--- Begin Recorded data ---

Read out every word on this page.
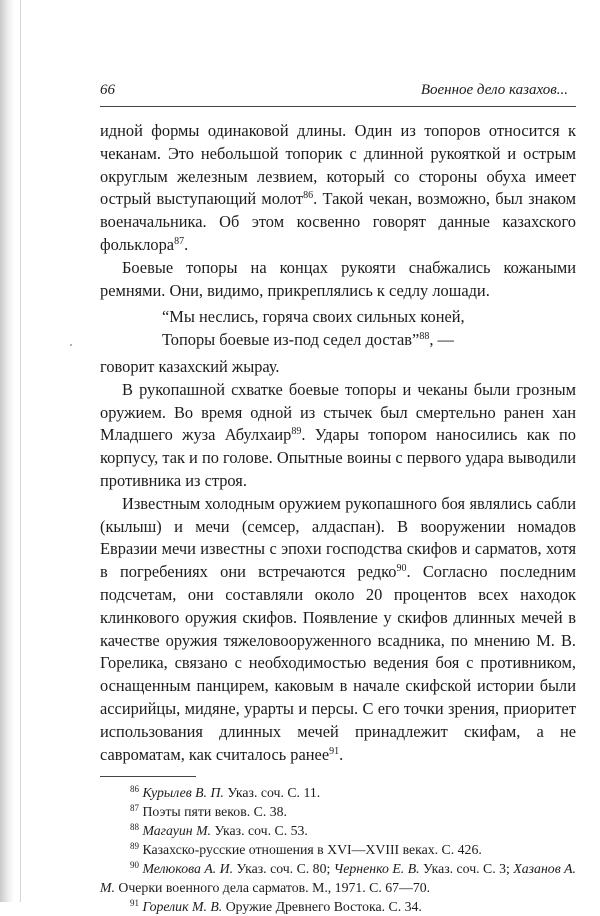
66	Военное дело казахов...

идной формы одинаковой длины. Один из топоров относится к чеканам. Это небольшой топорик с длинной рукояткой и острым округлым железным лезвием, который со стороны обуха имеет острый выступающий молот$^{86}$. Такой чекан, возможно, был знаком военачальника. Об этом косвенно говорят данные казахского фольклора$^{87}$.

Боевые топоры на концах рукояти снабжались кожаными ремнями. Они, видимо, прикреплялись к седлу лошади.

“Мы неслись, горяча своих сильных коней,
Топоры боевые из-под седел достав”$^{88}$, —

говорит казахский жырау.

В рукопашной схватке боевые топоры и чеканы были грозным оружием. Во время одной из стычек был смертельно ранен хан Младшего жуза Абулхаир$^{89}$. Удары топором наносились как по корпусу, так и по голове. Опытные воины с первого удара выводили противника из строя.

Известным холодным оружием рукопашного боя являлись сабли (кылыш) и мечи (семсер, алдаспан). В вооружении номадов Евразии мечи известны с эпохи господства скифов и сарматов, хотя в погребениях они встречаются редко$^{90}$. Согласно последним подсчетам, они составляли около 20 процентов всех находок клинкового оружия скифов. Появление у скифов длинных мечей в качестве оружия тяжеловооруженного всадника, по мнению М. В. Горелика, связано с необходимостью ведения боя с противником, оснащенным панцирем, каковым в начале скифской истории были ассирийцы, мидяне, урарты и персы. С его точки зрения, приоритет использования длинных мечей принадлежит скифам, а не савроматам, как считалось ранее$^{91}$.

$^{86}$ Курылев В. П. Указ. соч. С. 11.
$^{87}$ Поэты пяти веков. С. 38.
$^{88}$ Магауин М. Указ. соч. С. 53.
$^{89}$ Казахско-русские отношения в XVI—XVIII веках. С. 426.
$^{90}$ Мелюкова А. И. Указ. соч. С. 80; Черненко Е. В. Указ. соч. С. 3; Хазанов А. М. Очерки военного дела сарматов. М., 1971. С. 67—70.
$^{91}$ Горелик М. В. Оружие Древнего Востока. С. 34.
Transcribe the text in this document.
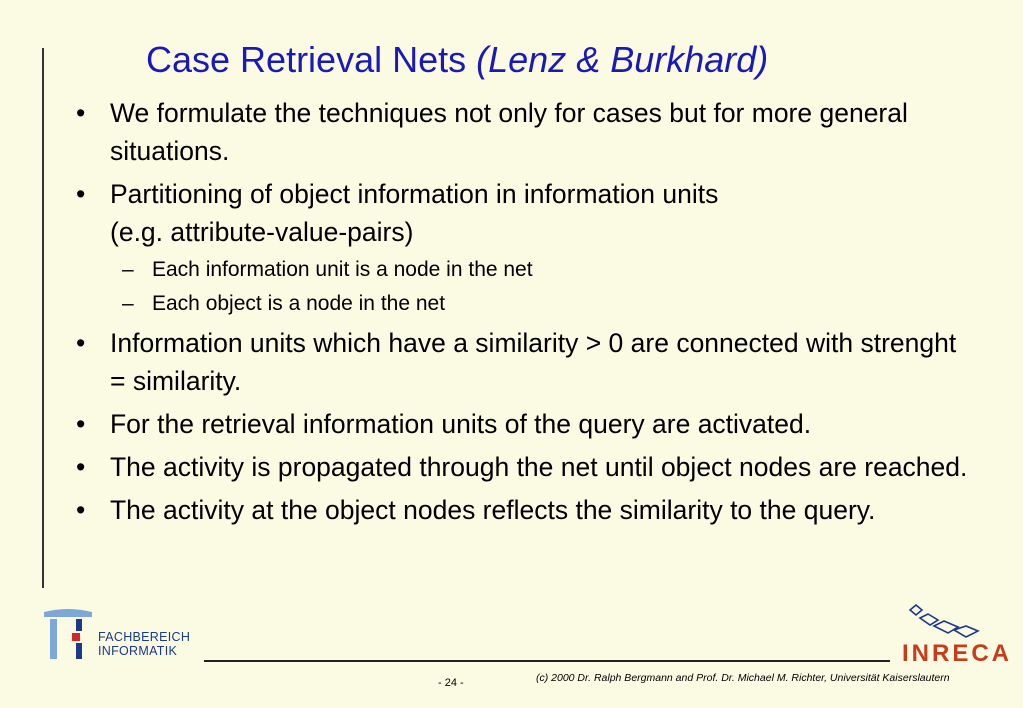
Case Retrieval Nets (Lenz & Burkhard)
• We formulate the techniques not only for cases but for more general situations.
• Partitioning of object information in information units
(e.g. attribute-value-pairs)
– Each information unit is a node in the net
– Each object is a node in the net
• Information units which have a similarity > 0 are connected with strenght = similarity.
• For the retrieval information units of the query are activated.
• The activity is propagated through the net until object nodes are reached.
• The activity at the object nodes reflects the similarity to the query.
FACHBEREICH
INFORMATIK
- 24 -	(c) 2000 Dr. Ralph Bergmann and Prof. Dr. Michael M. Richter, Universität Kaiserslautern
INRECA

--- End Recorded data ---
--- Begin Recorded data ---

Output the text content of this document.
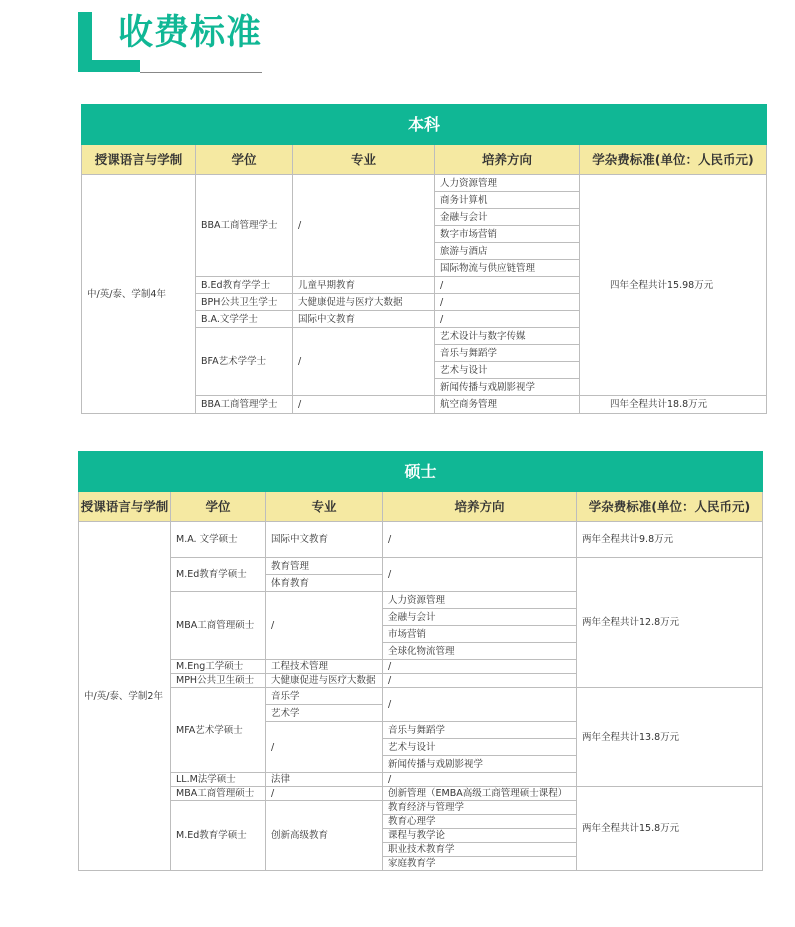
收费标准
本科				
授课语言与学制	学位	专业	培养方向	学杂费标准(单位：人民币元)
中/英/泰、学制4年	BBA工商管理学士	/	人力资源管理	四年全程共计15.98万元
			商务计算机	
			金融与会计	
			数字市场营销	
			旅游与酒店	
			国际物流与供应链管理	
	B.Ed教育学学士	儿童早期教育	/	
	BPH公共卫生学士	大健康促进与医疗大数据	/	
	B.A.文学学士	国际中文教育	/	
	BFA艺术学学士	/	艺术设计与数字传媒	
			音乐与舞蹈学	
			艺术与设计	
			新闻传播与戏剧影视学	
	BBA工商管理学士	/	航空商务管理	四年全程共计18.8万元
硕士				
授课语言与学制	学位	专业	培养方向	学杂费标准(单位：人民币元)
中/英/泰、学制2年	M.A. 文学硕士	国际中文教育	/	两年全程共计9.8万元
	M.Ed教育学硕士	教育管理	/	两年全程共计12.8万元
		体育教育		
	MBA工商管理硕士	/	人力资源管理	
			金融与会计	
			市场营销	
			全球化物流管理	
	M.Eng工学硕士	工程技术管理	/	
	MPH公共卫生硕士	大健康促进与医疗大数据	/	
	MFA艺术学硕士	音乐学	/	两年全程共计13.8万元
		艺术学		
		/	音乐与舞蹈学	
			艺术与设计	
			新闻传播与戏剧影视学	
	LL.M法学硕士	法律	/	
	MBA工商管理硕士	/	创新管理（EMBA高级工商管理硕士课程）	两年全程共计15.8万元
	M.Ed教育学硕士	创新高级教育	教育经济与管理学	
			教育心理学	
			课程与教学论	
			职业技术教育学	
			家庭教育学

--- End Recorded data ---
--- Begin Recorded data ---

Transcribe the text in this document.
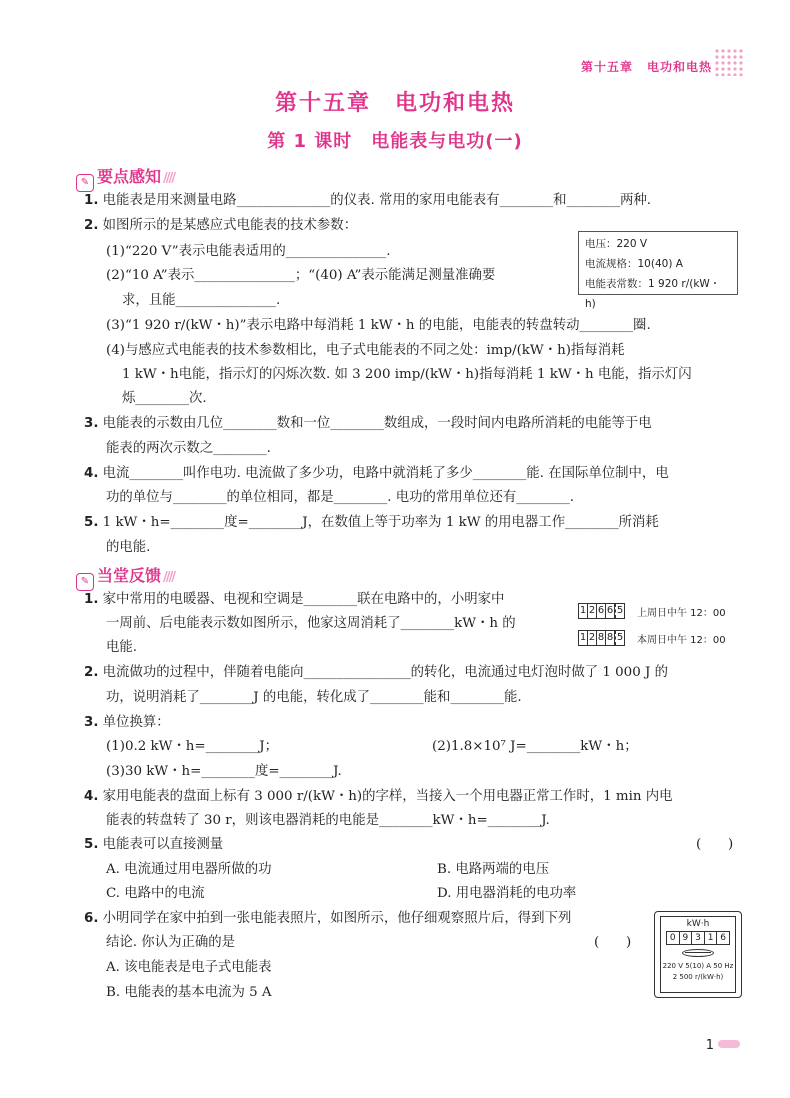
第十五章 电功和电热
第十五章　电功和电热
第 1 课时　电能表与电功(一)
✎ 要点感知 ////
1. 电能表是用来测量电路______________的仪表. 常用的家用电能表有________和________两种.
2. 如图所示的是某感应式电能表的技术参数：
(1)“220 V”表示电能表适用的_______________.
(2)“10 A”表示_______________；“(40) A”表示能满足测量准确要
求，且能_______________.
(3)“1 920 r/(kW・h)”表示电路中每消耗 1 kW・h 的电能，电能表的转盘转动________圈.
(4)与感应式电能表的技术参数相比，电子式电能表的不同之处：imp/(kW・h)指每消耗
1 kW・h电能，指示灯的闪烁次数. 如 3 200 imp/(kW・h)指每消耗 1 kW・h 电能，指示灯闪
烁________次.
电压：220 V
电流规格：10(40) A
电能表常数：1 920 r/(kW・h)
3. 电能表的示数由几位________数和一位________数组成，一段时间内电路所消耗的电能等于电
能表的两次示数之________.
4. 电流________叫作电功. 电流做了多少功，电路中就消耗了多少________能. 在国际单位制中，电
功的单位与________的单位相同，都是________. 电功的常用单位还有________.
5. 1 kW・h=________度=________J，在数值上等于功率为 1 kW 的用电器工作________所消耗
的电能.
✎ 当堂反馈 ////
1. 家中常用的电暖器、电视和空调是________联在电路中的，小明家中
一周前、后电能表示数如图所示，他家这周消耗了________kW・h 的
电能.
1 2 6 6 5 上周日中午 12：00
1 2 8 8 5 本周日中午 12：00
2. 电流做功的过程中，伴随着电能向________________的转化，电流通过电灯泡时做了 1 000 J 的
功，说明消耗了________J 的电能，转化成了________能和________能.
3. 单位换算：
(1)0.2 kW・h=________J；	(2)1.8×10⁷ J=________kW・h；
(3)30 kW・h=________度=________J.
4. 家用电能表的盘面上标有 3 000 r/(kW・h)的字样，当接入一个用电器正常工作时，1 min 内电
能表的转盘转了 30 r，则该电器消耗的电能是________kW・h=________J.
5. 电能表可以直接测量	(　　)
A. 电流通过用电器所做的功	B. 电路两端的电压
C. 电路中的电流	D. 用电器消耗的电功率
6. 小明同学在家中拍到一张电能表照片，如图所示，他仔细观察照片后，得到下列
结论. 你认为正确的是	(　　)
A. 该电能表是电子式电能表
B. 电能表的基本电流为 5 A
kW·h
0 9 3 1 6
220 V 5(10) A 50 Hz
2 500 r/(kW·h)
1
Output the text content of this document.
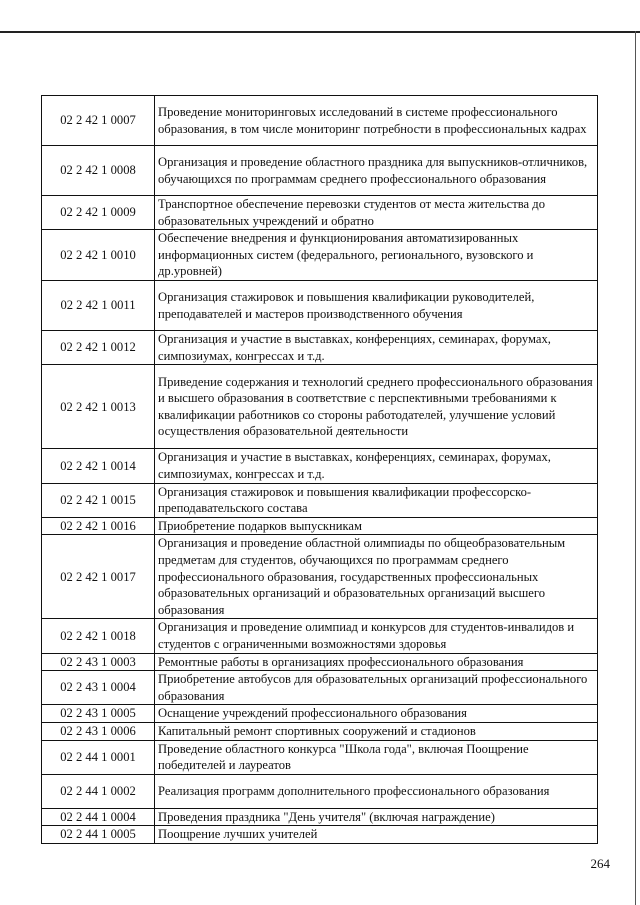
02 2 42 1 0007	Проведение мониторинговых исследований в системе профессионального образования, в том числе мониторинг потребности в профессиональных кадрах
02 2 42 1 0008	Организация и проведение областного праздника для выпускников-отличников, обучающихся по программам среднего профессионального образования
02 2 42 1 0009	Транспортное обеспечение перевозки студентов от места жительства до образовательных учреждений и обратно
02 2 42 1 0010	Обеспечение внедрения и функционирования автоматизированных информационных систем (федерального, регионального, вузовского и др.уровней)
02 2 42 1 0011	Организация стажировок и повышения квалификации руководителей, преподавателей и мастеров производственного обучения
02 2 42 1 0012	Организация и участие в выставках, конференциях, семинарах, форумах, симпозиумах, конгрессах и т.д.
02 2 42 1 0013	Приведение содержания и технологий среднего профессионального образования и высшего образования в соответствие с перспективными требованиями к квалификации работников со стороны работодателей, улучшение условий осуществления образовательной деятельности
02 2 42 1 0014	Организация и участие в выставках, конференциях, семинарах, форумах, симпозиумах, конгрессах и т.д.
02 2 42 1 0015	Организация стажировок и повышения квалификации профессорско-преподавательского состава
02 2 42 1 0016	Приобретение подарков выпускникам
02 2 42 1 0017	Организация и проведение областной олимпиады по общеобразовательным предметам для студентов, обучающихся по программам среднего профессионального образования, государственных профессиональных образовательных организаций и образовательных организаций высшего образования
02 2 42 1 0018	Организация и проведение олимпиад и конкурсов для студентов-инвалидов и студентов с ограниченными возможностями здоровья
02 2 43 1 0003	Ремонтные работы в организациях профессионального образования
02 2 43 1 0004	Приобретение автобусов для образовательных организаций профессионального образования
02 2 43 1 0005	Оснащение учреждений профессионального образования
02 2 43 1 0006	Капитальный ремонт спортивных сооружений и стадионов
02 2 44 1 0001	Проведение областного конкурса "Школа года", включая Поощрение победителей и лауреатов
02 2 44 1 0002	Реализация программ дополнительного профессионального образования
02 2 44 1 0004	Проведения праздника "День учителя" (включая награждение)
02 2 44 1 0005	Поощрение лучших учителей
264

--- End Recorded data ---

*What the task asks*
Search the data above for the string "nodes" and copy each line that has it.

*Exercise answer*
• The activity is propagated through the net until object nodes are reached.
• The activity at the object nodes reflects the similarity to the query.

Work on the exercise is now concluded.